--- Activity ---
Word for word, restate all of the records.

[Opening Data provided section]

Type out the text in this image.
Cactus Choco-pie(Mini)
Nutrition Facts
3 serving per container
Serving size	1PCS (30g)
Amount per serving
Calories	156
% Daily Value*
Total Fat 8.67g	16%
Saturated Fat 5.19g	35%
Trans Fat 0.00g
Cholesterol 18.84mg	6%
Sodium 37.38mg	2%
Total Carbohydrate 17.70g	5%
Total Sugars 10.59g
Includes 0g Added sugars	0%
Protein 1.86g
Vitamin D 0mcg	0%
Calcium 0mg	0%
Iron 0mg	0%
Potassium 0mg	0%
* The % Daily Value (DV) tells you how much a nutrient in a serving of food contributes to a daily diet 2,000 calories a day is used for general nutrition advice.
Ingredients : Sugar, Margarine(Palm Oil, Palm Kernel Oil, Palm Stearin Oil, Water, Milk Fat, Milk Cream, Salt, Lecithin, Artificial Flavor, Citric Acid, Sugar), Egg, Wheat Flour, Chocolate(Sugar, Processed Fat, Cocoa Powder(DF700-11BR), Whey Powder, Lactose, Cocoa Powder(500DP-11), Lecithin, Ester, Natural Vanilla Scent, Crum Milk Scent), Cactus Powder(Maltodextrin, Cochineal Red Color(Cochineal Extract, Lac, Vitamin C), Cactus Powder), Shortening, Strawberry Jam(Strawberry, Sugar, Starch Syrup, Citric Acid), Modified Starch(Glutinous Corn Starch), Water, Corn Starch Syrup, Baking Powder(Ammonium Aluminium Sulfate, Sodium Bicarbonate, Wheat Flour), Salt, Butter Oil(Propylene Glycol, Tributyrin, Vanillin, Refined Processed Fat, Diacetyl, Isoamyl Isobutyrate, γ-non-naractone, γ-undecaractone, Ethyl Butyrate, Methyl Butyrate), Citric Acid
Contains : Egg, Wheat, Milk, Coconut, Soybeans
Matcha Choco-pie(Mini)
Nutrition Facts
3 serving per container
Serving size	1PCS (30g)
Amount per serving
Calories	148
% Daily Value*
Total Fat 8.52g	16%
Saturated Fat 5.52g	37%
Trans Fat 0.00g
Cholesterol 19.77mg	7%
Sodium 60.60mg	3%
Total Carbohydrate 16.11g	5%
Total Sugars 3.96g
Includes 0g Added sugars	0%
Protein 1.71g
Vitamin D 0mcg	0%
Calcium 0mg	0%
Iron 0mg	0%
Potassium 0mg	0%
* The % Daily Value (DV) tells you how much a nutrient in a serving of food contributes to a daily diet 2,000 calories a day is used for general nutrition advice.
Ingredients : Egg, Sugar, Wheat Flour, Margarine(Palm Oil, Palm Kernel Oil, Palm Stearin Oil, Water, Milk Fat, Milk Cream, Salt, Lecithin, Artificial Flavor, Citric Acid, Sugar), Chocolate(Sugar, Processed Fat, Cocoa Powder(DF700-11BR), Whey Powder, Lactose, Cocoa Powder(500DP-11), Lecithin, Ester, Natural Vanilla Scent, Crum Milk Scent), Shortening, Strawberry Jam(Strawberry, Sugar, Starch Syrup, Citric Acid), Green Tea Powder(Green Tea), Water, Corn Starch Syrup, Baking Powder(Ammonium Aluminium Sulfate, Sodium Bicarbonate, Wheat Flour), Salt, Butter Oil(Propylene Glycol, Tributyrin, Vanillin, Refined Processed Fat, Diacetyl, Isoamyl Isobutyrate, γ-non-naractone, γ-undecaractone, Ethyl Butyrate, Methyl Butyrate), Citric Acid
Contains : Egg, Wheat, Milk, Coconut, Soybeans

[Closing Data provided section]

--- Answer to this exercise ---
Type out the text in this image.
Cactus Choco-pie(Mini)
Nutrition Facts
3 serving per container
Serving size	1PCS (30g)
Amount per serving
Calories	156
% Daily Value*
Total Fat 8.67g	16%
Saturated Fat 5.19g	35%
Trans Fat 0.00g
Cholesterol 18.84mg	6%
Sodium 37.38mg	2%
Total Carbohydrate 17.70g	5%
Total Sugars 10.59g
Includes 0g Added sugars	0%
Protein 1.86g
Vitamin D 0mcg	0%
Calcium 0mg	0%
Iron 0mg	0%
Potassium 0mg	0%
* The % Daily Value (DV) tells you how much a nutrient in a serving of food contributes to a daily diet 2,000 calories a day is used for general nutrition advice.
Ingredients : Sugar, Margarine(Palm Oil, Palm Kernel Oil, Palm Stearin Oil, Water, Milk Fat, Milk Cream, Salt, Lecithin, Artificial Flavor, Citric Acid, Sugar), Egg, Wheat Flour, Chocolate(Sugar, Processed Fat, Cocoa Powder(DF700-11BR), Whey Powder, Lactose, Cocoa Powder(500DP-11), Lecithin, Ester, Natural Vanilla Scent, Crum Milk Scent), Cactus Powder(Maltodextrin, Cochineal Red Color(Cochineal Extract, Lac, Vitamin C), Cactus Powder), Shortening, Strawberry Jam(Strawberry, Sugar, Starch Syrup, Citric Acid), Modified Starch(Glutinous Corn Starch), Water, Corn Starch Syrup, Baking Powder(Ammonium Aluminium Sulfate, Sodium Bicarbonate, Wheat Flour), Salt, Butter Oil(Propylene Glycol, Tributyrin, Vanillin, Refined Processed Fat, Diacetyl, Isoamyl Isobutyrate, γ-non-naractone, γ-undecaractone, Ethyl Butyrate, Methyl Butyrate), Citric Acid
Contains : Egg, Wheat, Milk, Coconut, Soybeans
Matcha Choco-pie(Mini)
Nutrition Facts
3 serving per container
Serving size	1PCS (30g)
Amount per serving
Calories	148
% Daily Value*
Total Fat 8.52g	16%
Saturated Fat 5.52g	37%
Trans Fat 0.00g
Cholesterol 19.77mg	7%
Sodium 60.60mg	3%
Total Carbohydrate 16.11g	5%
Total Sugars 3.96g
Includes 0g Added sugars	0%
Protein 1.71g
Vitamin D 0mcg	0%
Calcium 0mg	0%
Iron 0mg	0%
Potassium 0mg	0%
* The % Daily Value (DV) tells you how much a nutrient in a serving of food contributes to a daily diet 2,000 calories a day is used for general nutrition advice.
Ingredients : Egg, Sugar, Wheat Flour, Margarine(Palm Oil, Palm Kernel Oil, Palm Stearin Oil, Water, Milk Fat, Milk Cream, Salt, Lecithin, Artificial Flavor, Citric Acid, Sugar), Chocolate(Sugar, Processed Fat, Cocoa Powder(DF700-11BR), Whey Powder, Lactose, Cocoa Powder(500DP-11), Lecithin, Ester, Natural Vanilla Scent, Crum Milk Scent), Shortening, Strawberry Jam(Strawberry, Sugar, Starch Syrup, Citric Acid), Green Tea Powder(Green Tea), Water, Corn Starch Syrup, Baking Powder(Ammonium Aluminium Sulfate, Sodium Bicarbonate, Wheat Flour), Salt, Butter Oil(Propylene Glycol, Tributyrin, Vanillin, Refined Processed Fat, Diacetyl, Isoamyl Isobutyrate, γ-non-naractone, γ-undecaractone, Ethyl Butyrate, Methyl Butyrate), Citric Acid
Contains : Egg, Wheat, Milk, Coconut, Soybeans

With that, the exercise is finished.